Published online by Cambridge University Press:  27 March 2009

D. A. Boyd
Affiliation:
Rothamsted Experimental Station

Extract

Farmyard manure affected the response of the potato crop to fertilizers similarly in seven series of experiments (sixty-two in all) at Rothamsted, and in the West Midlands and north of England.

In the absence of f.y.m. there were large interactions between each of the fertilizer nutrients, but with f.y.m. the interactions were small. These interactions appear to have been ignored by previous workers, who claimed that N responses ar unaffected by dressings of f.y.m. In fact, f.y.m. increased the response to N applied alone, but decreased the N response where basal P and K fertilizers were also applied. For P the results were similar to those for N.

Most of the experimental sites were low in K, and K responses were very large, especially in the presence of basal NP fertilizer. Farmyard manure greatly reduced the response to K, particularly in presence of basal NP fertilizer.

A few Rothamsted experiments with f.y.m. and fertilizers and several times of planting showed that the large responses to f.y.m. alone and to fertilizers used in combination (but without f.y.m.) were not reduced by late planting. The result conflicts with previous reports of these data, in which interactions between nutrients were ignored. The combined effect of f.y.m. and fertilizers at late planting was little more than their separate effects, presumably due to delayed maturity, the influence of which would be exaggerated by the early burning-off of haulm in this series of experiments.

....

_Complete the following_
a. According to the extract on farmyard manure and potato fertilizers, how many experiments did the seven series include in all?
b. Write the next part of the extract on farmyard manure and potato fertilizers, picking up after its last sentence.

_Extracted information_

....

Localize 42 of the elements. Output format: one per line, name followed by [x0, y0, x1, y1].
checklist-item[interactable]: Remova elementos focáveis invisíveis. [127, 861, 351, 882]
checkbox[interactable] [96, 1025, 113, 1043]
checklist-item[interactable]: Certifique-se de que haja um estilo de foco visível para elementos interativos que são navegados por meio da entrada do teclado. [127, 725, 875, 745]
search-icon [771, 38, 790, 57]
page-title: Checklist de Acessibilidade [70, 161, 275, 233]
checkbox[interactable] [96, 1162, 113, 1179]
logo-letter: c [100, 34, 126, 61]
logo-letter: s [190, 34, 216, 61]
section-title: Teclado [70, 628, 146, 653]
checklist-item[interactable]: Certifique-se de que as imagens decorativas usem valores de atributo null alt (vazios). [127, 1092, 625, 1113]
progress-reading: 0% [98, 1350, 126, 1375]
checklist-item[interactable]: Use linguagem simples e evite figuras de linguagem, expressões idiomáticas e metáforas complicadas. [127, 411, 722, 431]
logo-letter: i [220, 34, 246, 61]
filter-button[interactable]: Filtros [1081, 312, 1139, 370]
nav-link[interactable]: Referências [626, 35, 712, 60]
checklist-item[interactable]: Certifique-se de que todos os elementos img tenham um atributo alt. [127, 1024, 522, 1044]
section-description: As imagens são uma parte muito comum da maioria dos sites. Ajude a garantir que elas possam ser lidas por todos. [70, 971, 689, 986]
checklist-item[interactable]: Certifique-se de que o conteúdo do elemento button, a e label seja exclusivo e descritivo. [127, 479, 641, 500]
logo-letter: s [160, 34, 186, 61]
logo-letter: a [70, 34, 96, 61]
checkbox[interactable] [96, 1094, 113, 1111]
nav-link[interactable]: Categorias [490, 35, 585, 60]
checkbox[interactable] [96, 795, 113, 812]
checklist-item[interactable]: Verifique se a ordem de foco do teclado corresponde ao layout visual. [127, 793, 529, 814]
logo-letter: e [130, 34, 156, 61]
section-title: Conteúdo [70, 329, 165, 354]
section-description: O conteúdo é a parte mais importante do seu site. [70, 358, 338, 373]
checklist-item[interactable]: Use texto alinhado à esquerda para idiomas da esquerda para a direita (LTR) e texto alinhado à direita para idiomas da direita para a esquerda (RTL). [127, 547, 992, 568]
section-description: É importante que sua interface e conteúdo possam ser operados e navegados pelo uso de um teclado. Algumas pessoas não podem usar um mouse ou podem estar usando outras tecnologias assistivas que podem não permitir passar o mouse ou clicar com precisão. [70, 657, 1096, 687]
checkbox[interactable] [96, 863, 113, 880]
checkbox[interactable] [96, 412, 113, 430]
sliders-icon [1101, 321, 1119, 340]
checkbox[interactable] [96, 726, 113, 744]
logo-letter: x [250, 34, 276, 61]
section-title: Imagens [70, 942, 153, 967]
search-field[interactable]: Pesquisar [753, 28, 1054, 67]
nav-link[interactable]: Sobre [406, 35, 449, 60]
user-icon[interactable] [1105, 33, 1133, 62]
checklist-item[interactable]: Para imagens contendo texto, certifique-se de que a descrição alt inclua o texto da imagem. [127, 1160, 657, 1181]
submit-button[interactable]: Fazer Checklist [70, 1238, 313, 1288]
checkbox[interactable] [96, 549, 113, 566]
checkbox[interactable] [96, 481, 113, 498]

....

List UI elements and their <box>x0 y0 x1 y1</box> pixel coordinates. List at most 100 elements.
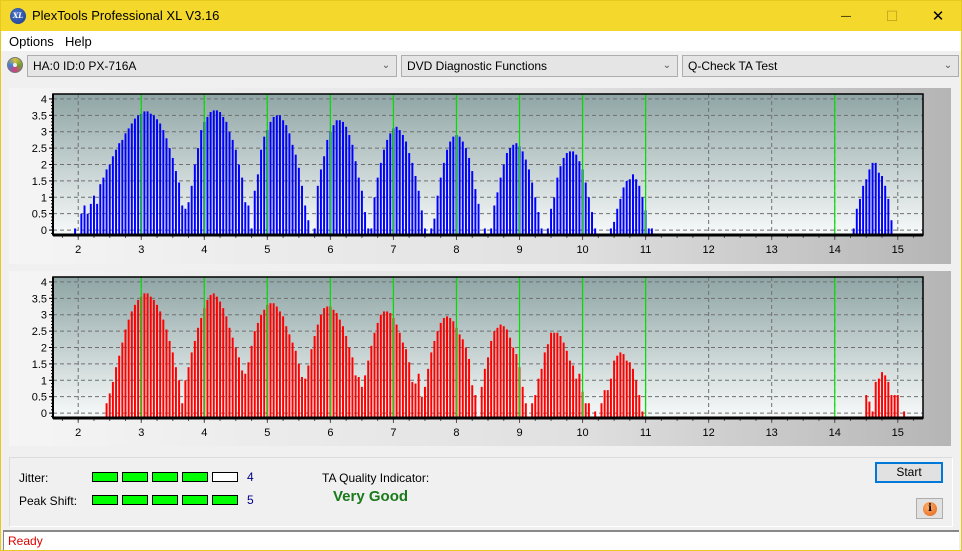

....

_Per-task answers_
a. Sixty-two.

b.
Most of the experiments were limited to testing fertilizers at two levels (presence and absence), so the effective quantities of nutrients provided by f.y.m. for the crop to which it was applied could only be estimated approximately; the average amounts suggested for normal f.y.m. are 0·3 cwt. N, 0·4 cwt. P2O5 and 0·75 cwt. K2O in 10 tons f.y.m.

These results lead to the practical conclusion that, in manuring potato crops on average land, much the same plant food ratios will be appropriate whether or not F.Y.M. is given, and the amount of fertilizer applied can be decreased to allow for the nutrients contained in the f.y.m.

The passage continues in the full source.